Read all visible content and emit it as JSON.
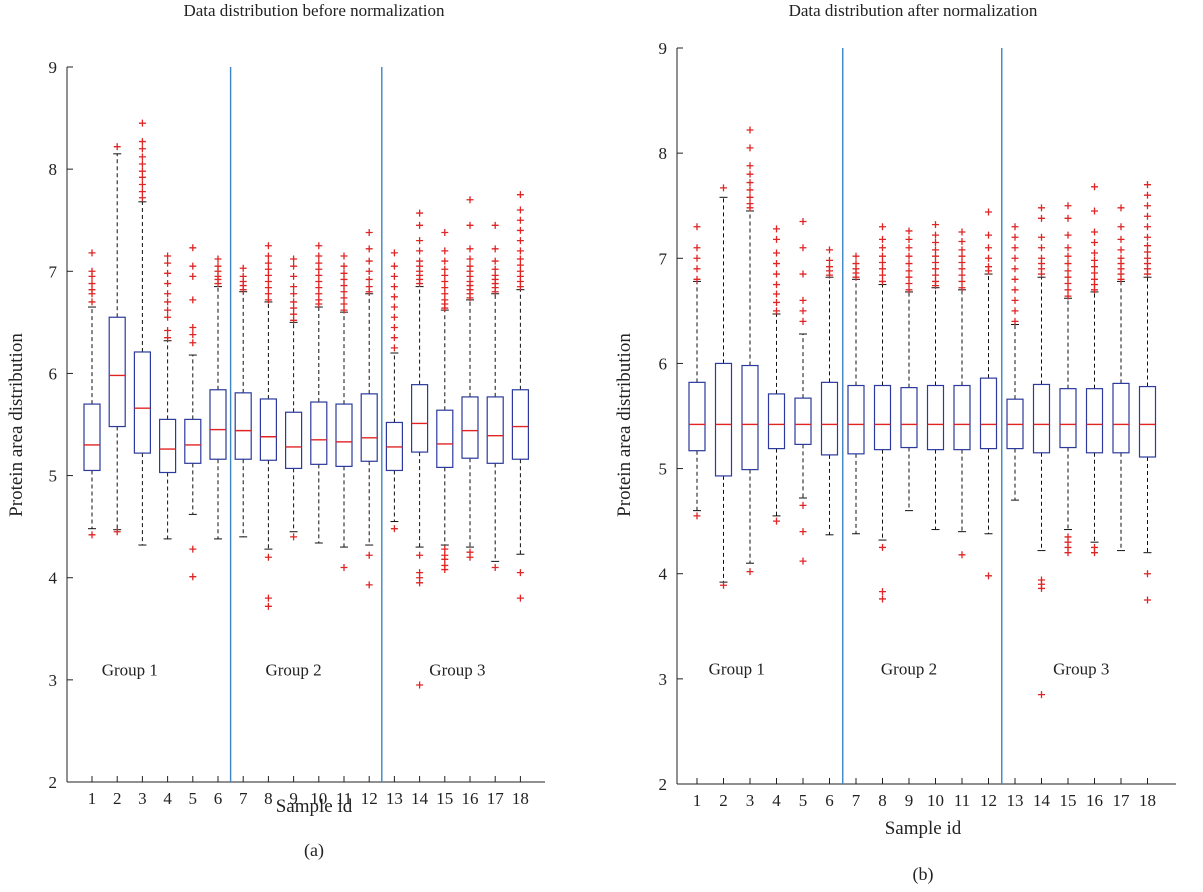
{
  "panels": [
    {
      "panel_label": "(a)",
      "title": "Data distribution before normalization",
      "chart_data": {
        "type": "boxplot",
        "title": "Data distribution before normalization",
        "xlabel": "Sample id",
        "ylabel": "Protein area distribution",
        "ylim": [
          2,
          9
        ],
        "yticks": [
          2,
          3,
          4,
          5,
          6,
          7,
          8,
          9
        ],
        "categories": [
          "1",
          "2",
          "3",
          "4",
          "5",
          "6",
          "7",
          "8",
          "9",
          "10",
          "11",
          "12",
          "13",
          "14",
          "15",
          "16",
          "17",
          "18"
        ],
        "group_separators_after": [
          6,
          12
        ],
        "group_labels": [
          {
            "text": "Group 1",
            "center_sample": 2.5,
            "y": 3.1
          },
          {
            "text": "Group 2",
            "center_sample": 9,
            "y": 3.1
          },
          {
            "text": "Group 3",
            "center_sample": 15.5,
            "y": 3.1
          }
        ],
        "boxes": [
          {
            "q1": 5.05,
            "median": 5.3,
            "q3": 5.7,
            "lower_whisker": 4.48,
            "upper_whisker": 6.65,
            "outliers": [
              4.42,
              6.7,
              6.78,
              6.82,
              6.88,
              6.95,
              7.0,
              7.18
            ]
          },
          {
            "q1": 5.48,
            "median": 5.98,
            "q3": 6.55,
            "lower_whisker": 4.47,
            "upper_whisker": 8.15,
            "outliers": [
              4.45,
              8.22
            ]
          },
          {
            "q1": 5.22,
            "median": 5.66,
            "q3": 6.21,
            "lower_whisker": 4.32,
            "upper_whisker": 7.68,
            "outliers": [
              7.72,
              7.78,
              7.85,
              7.92,
              7.98,
              8.05,
              8.12,
              8.2,
              8.27,
              8.45
            ]
          },
          {
            "q1": 5.03,
            "median": 5.26,
            "q3": 5.55,
            "lower_whisker": 4.38,
            "upper_whisker": 6.32,
            "outliers": [
              6.35,
              6.42,
              6.55,
              6.62,
              6.7,
              6.78,
              6.88,
              6.98,
              7.08,
              7.15
            ]
          },
          {
            "q1": 5.12,
            "median": 5.3,
            "q3": 5.55,
            "lower_whisker": 4.62,
            "upper_whisker": 6.18,
            "outliers": [
              4.01,
              4.28,
              6.3,
              6.38,
              6.45,
              6.72,
              6.95,
              7.05,
              7.23
            ]
          },
          {
            "q1": 5.16,
            "median": 5.45,
            "q3": 5.84,
            "lower_whisker": 4.38,
            "upper_whisker": 6.85,
            "outliers": [
              6.88,
              6.92,
              6.95,
              7.0,
              7.05,
              7.12
            ]
          },
          {
            "q1": 5.16,
            "median": 5.44,
            "q3": 5.81,
            "lower_whisker": 4.4,
            "upper_whisker": 6.8,
            "outliers": [
              6.82,
              6.86,
              6.9,
              6.95,
              7.03
            ]
          },
          {
            "q1": 5.15,
            "median": 5.38,
            "q3": 5.75,
            "lower_whisker": 4.28,
            "upper_whisker": 6.7,
            "outliers": [
              3.72,
              3.8,
              4.2,
              6.72,
              6.78,
              6.84,
              6.9,
              6.96,
              7.02,
              7.08,
              7.15,
              7.25
            ]
          },
          {
            "q1": 5.07,
            "median": 5.28,
            "q3": 5.62,
            "lower_whisker": 4.45,
            "upper_whisker": 6.5,
            "outliers": [
              4.4,
              6.52,
              6.58,
              6.64,
              6.7,
              6.78,
              6.85,
              6.95,
              7.05,
              7.12
            ]
          },
          {
            "q1": 5.11,
            "median": 5.35,
            "q3": 5.72,
            "lower_whisker": 4.34,
            "upper_whisker": 6.65,
            "outliers": [
              6.68,
              6.72,
              6.78,
              6.84,
              6.9,
              6.96,
              7.02,
              7.08,
              7.15,
              7.25
            ]
          },
          {
            "q1": 5.09,
            "median": 5.33,
            "q3": 5.7,
            "lower_whisker": 4.3,
            "upper_whisker": 6.6,
            "outliers": [
              4.1,
              6.62,
              6.68,
              6.74,
              6.8,
              6.86,
              6.92,
              6.98,
              7.05,
              7.15
            ]
          },
          {
            "q1": 5.14,
            "median": 5.37,
            "q3": 5.8,
            "lower_whisker": 4.32,
            "upper_whisker": 6.78,
            "outliers": [
              3.93,
              4.22,
              6.8,
              6.85,
              6.92,
              7.0,
              7.1,
              7.22,
              7.38
            ]
          },
          {
            "q1": 5.05,
            "median": 5.28,
            "q3": 5.52,
            "lower_whisker": 4.55,
            "upper_whisker": 6.2,
            "outliers": [
              4.48,
              6.25,
              6.35,
              6.45,
              6.55,
              6.65,
              6.75,
              6.85,
              6.95,
              7.05,
              7.18
            ]
          },
          {
            "q1": 5.23,
            "median": 5.51,
            "q3": 5.89,
            "lower_whisker": 4.3,
            "upper_whisker": 6.85,
            "outliers": [
              2.95,
              3.95,
              4.0,
              4.05,
              4.22,
              6.88,
              6.92,
              6.96,
              7.0,
              7.05,
              7.1,
              7.2,
              7.3,
              7.45,
              7.57
            ]
          },
          {
            "q1": 5.08,
            "median": 5.31,
            "q3": 5.64,
            "lower_whisker": 4.32,
            "upper_whisker": 6.62,
            "outliers": [
              4.08,
              4.12,
              4.18,
              4.22,
              4.28,
              6.64,
              6.68,
              6.72,
              6.78,
              6.84,
              6.9,
              6.96,
              7.02,
              7.1,
              7.2,
              7.38
            ]
          },
          {
            "q1": 5.17,
            "median": 5.44,
            "q3": 5.77,
            "lower_whisker": 4.3,
            "upper_whisker": 6.72,
            "outliers": [
              4.2,
              4.25,
              6.74,
              6.78,
              6.82,
              6.86,
              6.9,
              6.95,
              7.0,
              7.05,
              7.12,
              7.22,
              7.45,
              7.7
            ]
          },
          {
            "q1": 5.12,
            "median": 5.39,
            "q3": 5.77,
            "lower_whisker": 4.16,
            "upper_whisker": 6.78,
            "outliers": [
              4.1,
              6.8,
              6.84,
              6.88,
              6.92,
              6.96,
              7.02,
              7.1,
              7.22,
              7.45
            ]
          },
          {
            "q1": 5.16,
            "median": 5.48,
            "q3": 5.84,
            "lower_whisker": 4.23,
            "upper_whisker": 6.82,
            "outliers": [
              3.8,
              4.05,
              6.85,
              6.9,
              6.95,
              7.0,
              7.06,
              7.12,
              7.2,
              7.3,
              7.4,
              7.5,
              7.6,
              7.75
            ]
          }
        ]
      }
    },
    {
      "panel_label": "(b)",
      "title": "Data distribution after normalization",
      "chart_data": {
        "type": "boxplot",
        "title": "Data distribution after normalization",
        "xlabel": "Sample id",
        "ylabel": "Protein area distribution",
        "ylim": [
          2,
          9
        ],
        "yticks": [
          2,
          3,
          4,
          5,
          6,
          7,
          8,
          9
        ],
        "categories": [
          "1",
          "2",
          "3",
          "4",
          "5",
          "6",
          "7",
          "8",
          "9",
          "10",
          "11",
          "12",
          "13",
          "14",
          "15",
          "16",
          "17",
          "18"
        ],
        "group_separators_after": [
          6,
          12
        ],
        "group_labels": [
          {
            "text": "Group 1",
            "center_sample": 2.5,
            "y": 3.1
          },
          {
            "text": "Group 2",
            "center_sample": 9,
            "y": 3.1
          },
          {
            "text": "Group 3",
            "center_sample": 15.5,
            "y": 3.1
          }
        ],
        "boxes": [
          {
            "q1": 5.17,
            "median": 5.42,
            "q3": 5.82,
            "lower_whisker": 4.6,
            "upper_whisker": 6.78,
            "outliers": [
              4.55,
              6.8,
              6.9,
              7.0,
              7.1,
              7.3
            ]
          },
          {
            "q1": 4.93,
            "median": 5.42,
            "q3": 6.0,
            "lower_whisker": 3.92,
            "upper_whisker": 7.58,
            "outliers": [
              3.89,
              7.67
            ]
          },
          {
            "q1": 4.99,
            "median": 5.42,
            "q3": 5.98,
            "lower_whisker": 4.1,
            "upper_whisker": 7.45,
            "outliers": [
              4.02,
              7.48,
              7.52,
              7.58,
              7.65,
              7.72,
              7.8,
              7.88,
              8.05,
              8.22
            ]
          },
          {
            "q1": 5.19,
            "median": 5.42,
            "q3": 5.71,
            "lower_whisker": 4.55,
            "upper_whisker": 6.47,
            "outliers": [
              4.5,
              6.5,
              6.58,
              6.66,
              6.75,
              6.85,
              6.95,
              7.05,
              7.18,
              7.28
            ]
          },
          {
            "q1": 5.23,
            "median": 5.42,
            "q3": 5.67,
            "lower_whisker": 4.72,
            "upper_whisker": 6.28,
            "outliers": [
              4.12,
              4.4,
              4.65,
              6.4,
              6.5,
              6.6,
              6.85,
              7.1,
              7.35
            ]
          },
          {
            "q1": 5.13,
            "median": 5.42,
            "q3": 5.82,
            "lower_whisker": 4.37,
            "upper_whisker": 6.82,
            "outliers": [
              6.84,
              6.88,
              6.92,
              6.98,
              7.08
            ]
          },
          {
            "q1": 5.14,
            "median": 5.42,
            "q3": 5.79,
            "lower_whisker": 4.38,
            "upper_whisker": 6.8,
            "outliers": [
              6.82,
              6.86,
              6.9,
              6.95,
              7.02
            ]
          },
          {
            "q1": 5.18,
            "median": 5.42,
            "q3": 5.79,
            "lower_whisker": 4.32,
            "upper_whisker": 6.75,
            "outliers": [
              3.76,
              3.83,
              4.25,
              6.78,
              6.84,
              6.9,
              6.96,
              7.02,
              7.1,
              7.18,
              7.3
            ]
          },
          {
            "q1": 5.2,
            "median": 5.42,
            "q3": 5.77,
            "lower_whisker": 4.6,
            "upper_whisker": 6.68,
            "outliers": [
              6.7,
              6.76,
              6.82,
              6.88,
              6.95,
              7.02,
              7.1,
              7.18,
              7.26
            ]
          },
          {
            "q1": 5.18,
            "median": 5.42,
            "q3": 5.79,
            "lower_whisker": 4.42,
            "upper_whisker": 6.72,
            "outliers": [
              6.74,
              6.78,
              6.84,
              6.9,
              6.96,
              7.02,
              7.08,
              7.15,
              7.22,
              7.32
            ]
          },
          {
            "q1": 5.18,
            "median": 5.42,
            "q3": 5.79,
            "lower_whisker": 4.4,
            "upper_whisker": 6.7,
            "outliers": [
              4.18,
              6.72,
              6.78,
              6.84,
              6.9,
              6.96,
              7.02,
              7.08,
              7.16,
              7.25
            ]
          },
          {
            "q1": 5.19,
            "median": 5.42,
            "q3": 5.86,
            "lower_whisker": 4.38,
            "upper_whisker": 6.85,
            "outliers": [
              3.98,
              6.88,
              6.92,
              7.0,
              7.1,
              7.22,
              7.44
            ]
          },
          {
            "q1": 5.19,
            "median": 5.42,
            "q3": 5.66,
            "lower_whisker": 4.7,
            "upper_whisker": 6.37,
            "outliers": [
              6.4,
              6.5,
              6.6,
              6.7,
              6.8,
              6.9,
              7.0,
              7.1,
              7.2,
              7.3
            ]
          },
          {
            "q1": 5.15,
            "median": 5.42,
            "q3": 5.8,
            "lower_whisker": 4.22,
            "upper_whisker": 6.82,
            "outliers": [
              2.85,
              3.86,
              3.9,
              3.94,
              6.85,
              6.9,
              6.95,
              7.0,
              7.1,
              7.2,
              7.38,
              7.48
            ]
          },
          {
            "q1": 5.2,
            "median": 5.42,
            "q3": 5.76,
            "lower_whisker": 4.42,
            "upper_whisker": 6.62,
            "outliers": [
              4.2,
              4.25,
              4.3,
              4.35,
              6.64,
              6.7,
              6.76,
              6.82,
              6.88,
              6.95,
              7.02,
              7.1,
              7.22,
              7.38,
              7.5
            ]
          },
          {
            "q1": 5.15,
            "median": 5.42,
            "q3": 5.76,
            "lower_whisker": 4.3,
            "upper_whisker": 6.68,
            "outliers": [
              4.2,
              4.25,
              6.7,
              6.75,
              6.8,
              6.86,
              6.92,
              6.98,
              7.05,
              7.15,
              7.25,
              7.45,
              7.68
            ]
          },
          {
            "q1": 5.15,
            "median": 5.42,
            "q3": 5.81,
            "lower_whisker": 4.22,
            "upper_whisker": 6.78,
            "outliers": [
              6.8,
              6.85,
              6.9,
              6.95,
              7.0,
              7.08,
              7.18,
              7.3,
              7.48
            ]
          },
          {
            "q1": 5.11,
            "median": 5.42,
            "q3": 5.78,
            "lower_whisker": 4.2,
            "upper_whisker": 6.82,
            "outliers": [
              3.75,
              4.0,
              6.85,
              6.9,
              6.95,
              7.0,
              7.06,
              7.12,
              7.2,
              7.3,
              7.4,
              7.5,
              7.6,
              7.7
            ]
          }
        ]
      }
    }
  ]
}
==================================================
#### Task to complete
In the listing, return each line containing the string "distribution".

#### Exercise solution
      "title": "Data distribution before normalization",
        "title": "Data distribution before normalization",
        "ylabel": "Protein area distribution",
      "title": "Data distribution after normalization",
        "title": "Data distribution after normalization",
        "ylabel": "Protein area distribution",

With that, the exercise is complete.